What to produce.
All entries must be repeated exactly; do not include the pictures.
## Begin
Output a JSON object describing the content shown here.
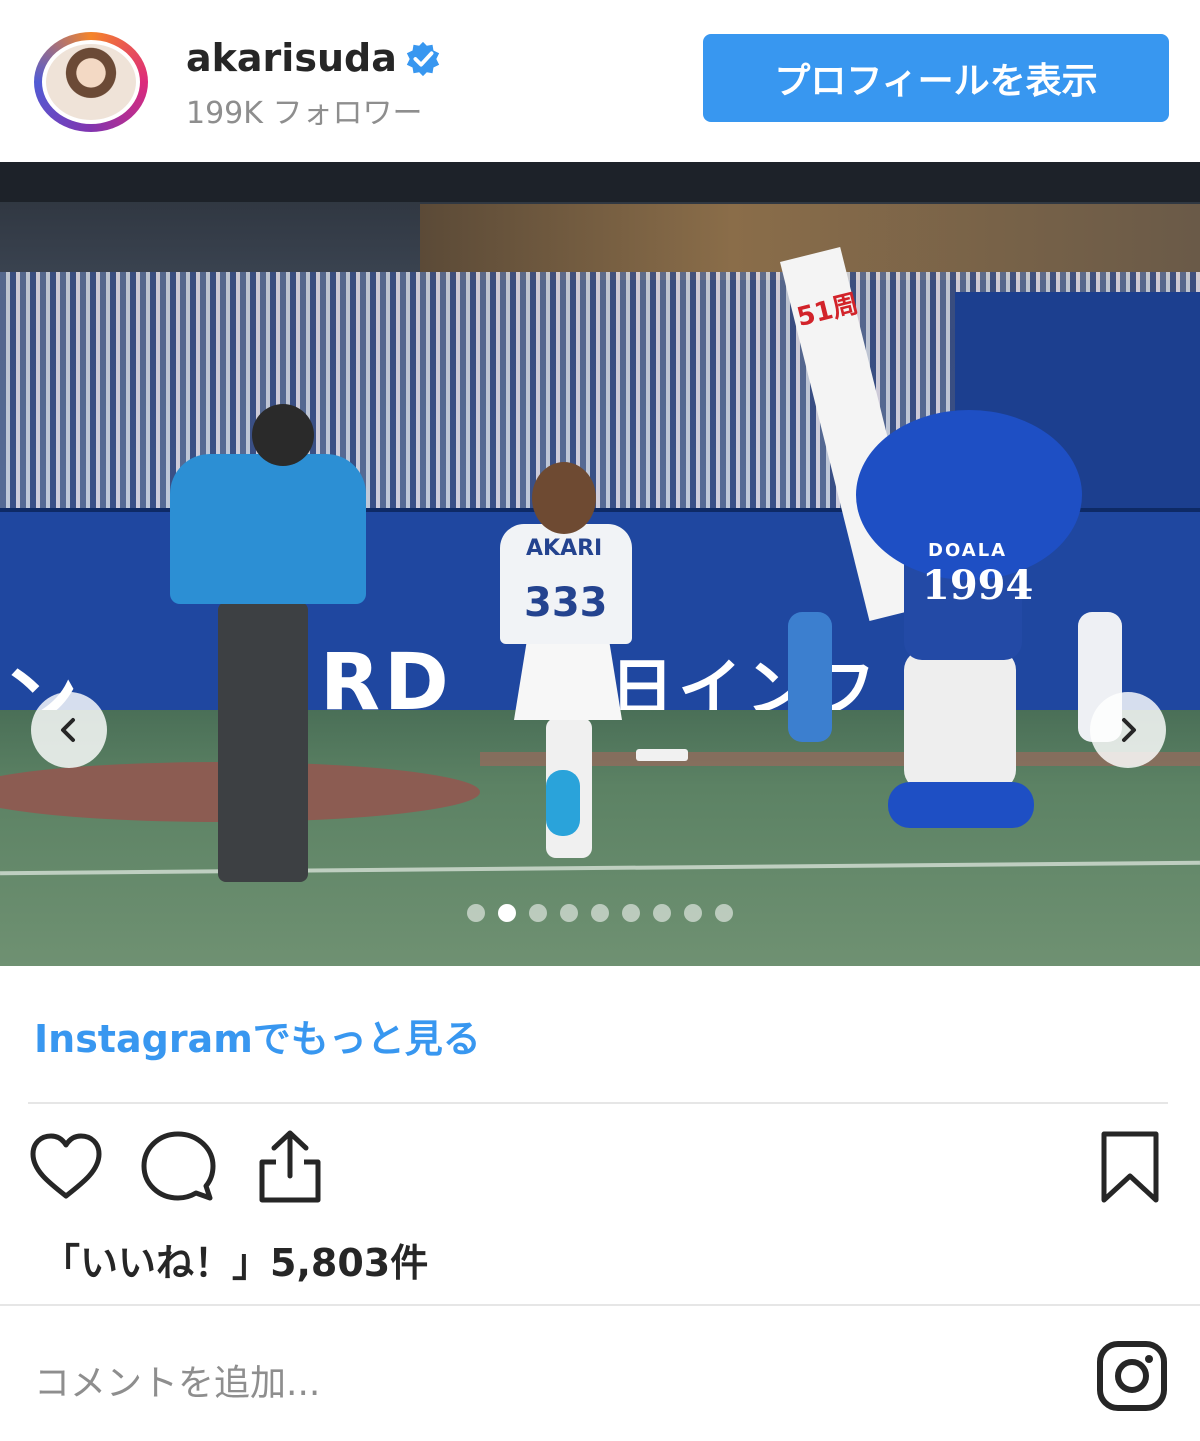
{
  "header": {
    "username": "akarisuda",
    "followers": "199K フォロワー",
    "profile_button": "プロフィールを表示"
  },
  "photo": {
    "player_name": "AKARI",
    "player_number": "333",
    "mascot_name": "DOALA",
    "mascot_number": "1994",
    "banner_text": "51周",
    "wall_text_left": "ン",
    "wall_text_mid": "RD",
    "wall_text_right": "日インフ",
    "carousel": {
      "total": 9,
      "active_index": 1
    }
  },
  "footer": {
    "more_link": "Instagramでもっと見る",
    "likes": "「いいね！」5,803件",
    "comment_placeholder": "コメントを追加..."
  },
  "colors": {
    "accent": "#3897f0",
    "text": "#262626",
    "muted": "#8e8e8e",
    "verified": "#3897f0"
  },
  "icons": [
    "verified-badge-icon",
    "chevron-left-icon",
    "chevron-right-icon",
    "heart-icon",
    "comment-icon",
    "share-icon",
    "bookmark-icon",
    "instagram-logo-icon"
  ]
}
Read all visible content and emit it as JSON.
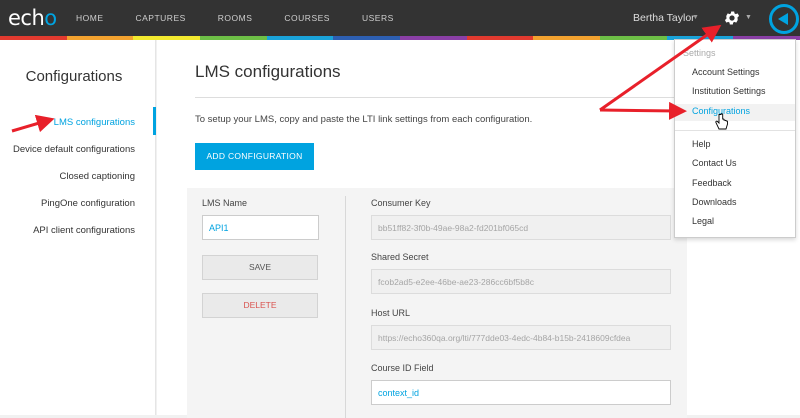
{
  "app": {
    "logo_text": "echo",
    "logo_accent": "#00a3e0"
  },
  "nav": {
    "items": [
      "HOME",
      "CAPTURES",
      "ROOMS",
      "COURSES",
      "USERS"
    ]
  },
  "user": {
    "name": "Bertha Taylor"
  },
  "colorbar": [
    "#e23a2f",
    "#f3a22f",
    "#f3e92f",
    "#6dbf46",
    "#1aa3d9",
    "#2d5fb2",
    "#8a3fa6",
    "#e23a2f",
    "#f3a22f",
    "#6dbf46",
    "#1aa3d9",
    "#8a3fa6"
  ],
  "sidebar": {
    "title": "Configurations",
    "items": [
      {
        "label": "LMS configurations",
        "active": true
      },
      {
        "label": "Device default configurations"
      },
      {
        "label": "Closed captioning"
      },
      {
        "label": "PingOne configuration"
      },
      {
        "label": "API client configurations"
      }
    ]
  },
  "main": {
    "title": "LMS configurations",
    "intro": "To setup your LMS, copy and paste the LTI link settings from each configuration.",
    "add_button": "ADD CONFIGURATION",
    "lms_name_label": "LMS Name",
    "lms_name_value": "API1",
    "save_button": "SAVE",
    "delete_button": "DELETE",
    "consumer_key_label": "Consumer Key",
    "consumer_key_value": "bb51ff82-3f0b-49ae-98a2-fd201bf065cd",
    "shared_secret_label": "Shared Secret",
    "shared_secret_value": "fcob2ad5-e2ee-46be-ae23-286cc6bf5b8c",
    "host_url_label": "Host URL",
    "host_url_value": "https://echo360qa.org/lti/777dde03-4edc-4b84-b15b-2418609cfdea",
    "course_id_label": "Course ID Field",
    "course_id_value": "context_id"
  },
  "settings_menu": {
    "header": "Settings",
    "items": [
      "Account Settings",
      "Institution Settings",
      "Configurations"
    ],
    "items2": [
      "Help",
      "Contact Us",
      "Feedback",
      "Downloads",
      "Legal"
    ]
  },
  "icons": {
    "gear": "gear-icon",
    "back": "back-circle-icon",
    "cursor": "hand-pointer-icon"
  },
  "annotation_color": "#e8202a"
}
## End
Answer to this problem.
Output a JSON object describing the content shown here.
{
  "header": {
    "username": "akarisuda",
    "followers": "199K フォロワー",
    "profile_button": "プロフィールを表示"
  },
  "photo": {
    "player_name": "AKARI",
    "player_number": "333",
    "mascot_name": "DOALA",
    "mascot_number": "1994",
    "banner_text": "51周",
    "wall_text_left": "ン",
    "wall_text_mid": "RD",
    "wall_text_right": "日インフ",
    "carousel": {
      "total": 9,
      "active_index": 1
    }
  },
  "footer": {
    "more_link": "Instagramでもっと見る",
    "likes": "「いいね！」5,803件",
    "comment_placeholder": "コメントを追加..."
  },
  "colors": {
    "accent": "#3897f0",
    "text": "#262626",
    "muted": "#8e8e8e",
    "verified": "#3897f0"
  },
  "icons": [
    "verified-badge-icon",
    "chevron-left-icon",
    "chevron-right-icon",
    "heart-icon",
    "comment-icon",
    "share-icon",
    "bookmark-icon",
    "instagram-logo-icon"
  ]
}
Read all visible content and emit it as JSON.
{
  "app": {
    "logo_text": "echo",
    "logo_accent": "#00a3e0"
  },
  "nav": {
    "items": [
      "HOME",
      "CAPTURES",
      "ROOMS",
      "COURSES",
      "USERS"
    ]
  },
  "user": {
    "name": "Bertha Taylor"
  },
  "colorbar": [
    "#e23a2f",
    "#f3a22f",
    "#f3e92f",
    "#6dbf46",
    "#1aa3d9",
    "#2d5fb2",
    "#8a3fa6",
    "#e23a2f",
    "#f3a22f",
    "#6dbf46",
    "#1aa3d9",
    "#8a3fa6"
  ],
  "sidebar": {
    "title": "Configurations",
    "items": [
      {
        "label": "LMS configurations",
        "active": true
      },
      {
        "label": "Device default configurations"
      },
      {
        "label": "Closed captioning"
      },
      {
        "label": "PingOne configuration"
      },
      {
        "label": "API client configurations"
      }
    ]
  },
  "main": {
    "title": "LMS configurations",
    "intro": "To setup your LMS, copy and paste the LTI link settings from each configuration.",
    "add_button": "ADD CONFIGURATION",
    "lms_name_label": "LMS Name",
    "lms_name_value": "API1",
    "save_button": "SAVE",
    "delete_button": "DELETE",
    "consumer_key_label": "Consumer Key",
    "consumer_key_value": "bb51ff82-3f0b-49ae-98a2-fd201bf065cd",
    "shared_secret_label": "Shared Secret",
    "shared_secret_value": "fcob2ad5-e2ee-46be-ae23-286cc6bf5b8c",
    "host_url_label": "Host URL",
    "host_url_value": "https://echo360qa.org/lti/777dde03-4edc-4b84-b15b-2418609cfdea",
    "course_id_label": "Course ID Field",
    "course_id_value": "context_id"
  },
  "settings_menu": {
    "header": "Settings",
    "items": [
      "Account Settings",
      "Institution Settings",
      "Configurations"
    ],
    "items2": [
      "Help",
      "Contact Us",
      "Feedback",
      "Downloads",
      "Legal"
    ]
  },
  "icons": {
    "gear": "gear-icon",
    "back": "back-circle-icon",
    "cursor": "hand-pointer-icon"
  },
  "annotation_color": "#e8202a"
}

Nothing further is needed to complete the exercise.